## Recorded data
* START *

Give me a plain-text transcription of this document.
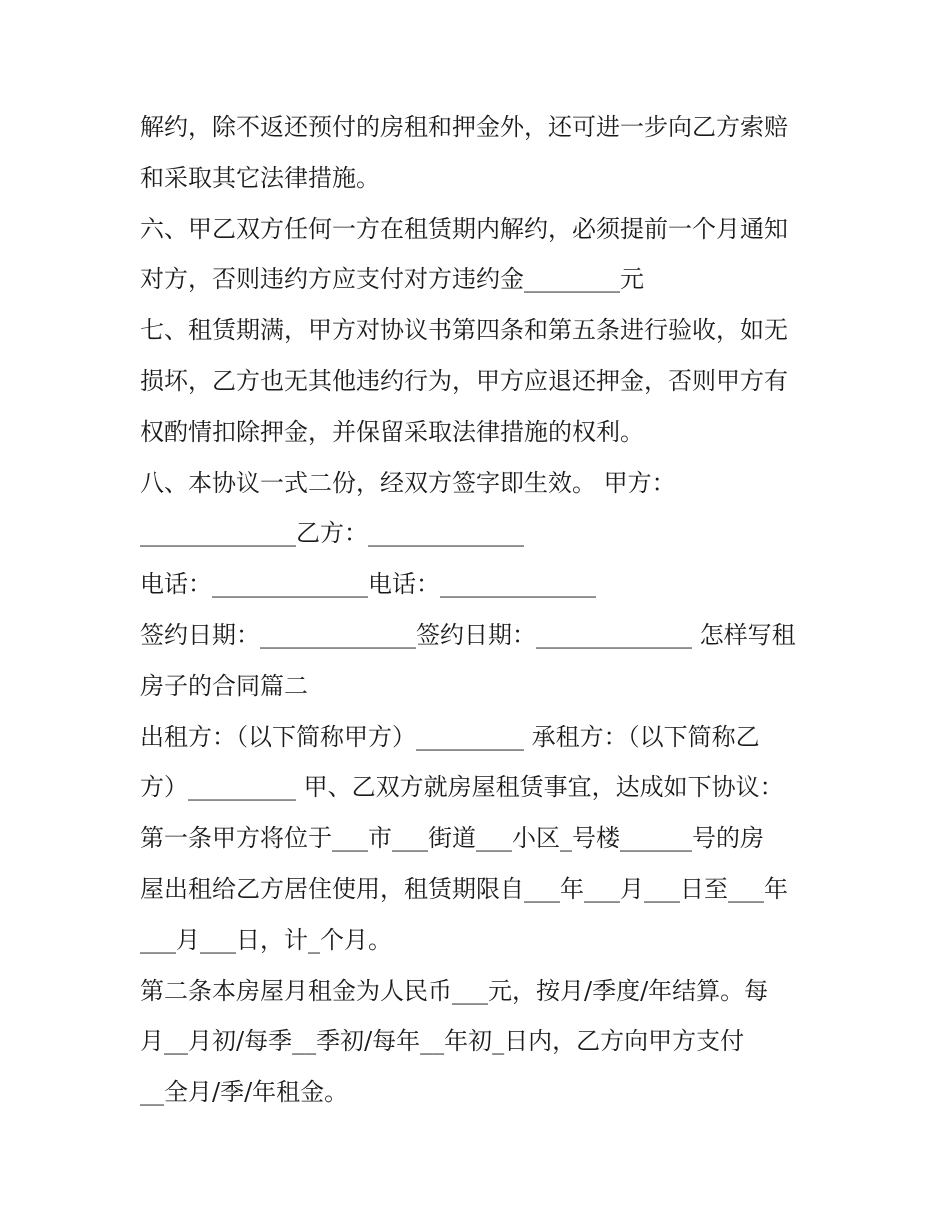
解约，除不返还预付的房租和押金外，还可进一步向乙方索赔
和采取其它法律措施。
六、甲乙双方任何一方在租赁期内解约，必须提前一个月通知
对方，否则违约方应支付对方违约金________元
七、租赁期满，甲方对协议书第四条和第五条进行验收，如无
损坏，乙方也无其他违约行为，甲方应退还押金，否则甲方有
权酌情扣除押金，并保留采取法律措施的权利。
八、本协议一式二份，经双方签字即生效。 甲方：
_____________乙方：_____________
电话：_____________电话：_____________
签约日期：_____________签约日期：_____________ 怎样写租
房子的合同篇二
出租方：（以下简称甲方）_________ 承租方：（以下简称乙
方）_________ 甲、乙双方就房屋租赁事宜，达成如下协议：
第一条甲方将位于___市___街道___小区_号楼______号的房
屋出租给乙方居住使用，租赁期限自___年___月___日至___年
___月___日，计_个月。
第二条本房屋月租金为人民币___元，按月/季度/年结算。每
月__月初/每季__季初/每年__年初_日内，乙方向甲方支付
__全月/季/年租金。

* END *

## Requirement
Output the data exactly. Pictures don't belong in the result.

## Written response
Give me a plain-text transcription of this document.
解约，除不返还预付的房租和押金外，还可进一步向乙方索赔
和采取其它法律措施。
六、甲乙双方任何一方在租赁期内解约，必须提前一个月通知
对方，否则违约方应支付对方违约金________元
七、租赁期满，甲方对协议书第四条和第五条进行验收，如无
损坏，乙方也无其他违约行为，甲方应退还押金，否则甲方有
权酌情扣除押金，并保留采取法律措施的权利。
八、本协议一式二份，经双方签字即生效。 甲方：
_____________乙方：_____________
电话：_____________电话：_____________
签约日期：_____________签约日期：_____________ 怎样写租
房子的合同篇二
出租方：（以下简称甲方）_________ 承租方：（以下简称乙
方）_________ 甲、乙双方就房屋租赁事宜，达成如下协议：
第一条甲方将位于___市___街道___小区_号楼______号的房
屋出租给乙方居住使用，租赁期限自___年___月___日至___年
___月___日，计_个月。
第二条本房屋月租金为人民币___元，按月/季度/年结算。每
月__月初/每季__季初/每年__年初_日内，乙方向甲方支付
__全月/季/年租金。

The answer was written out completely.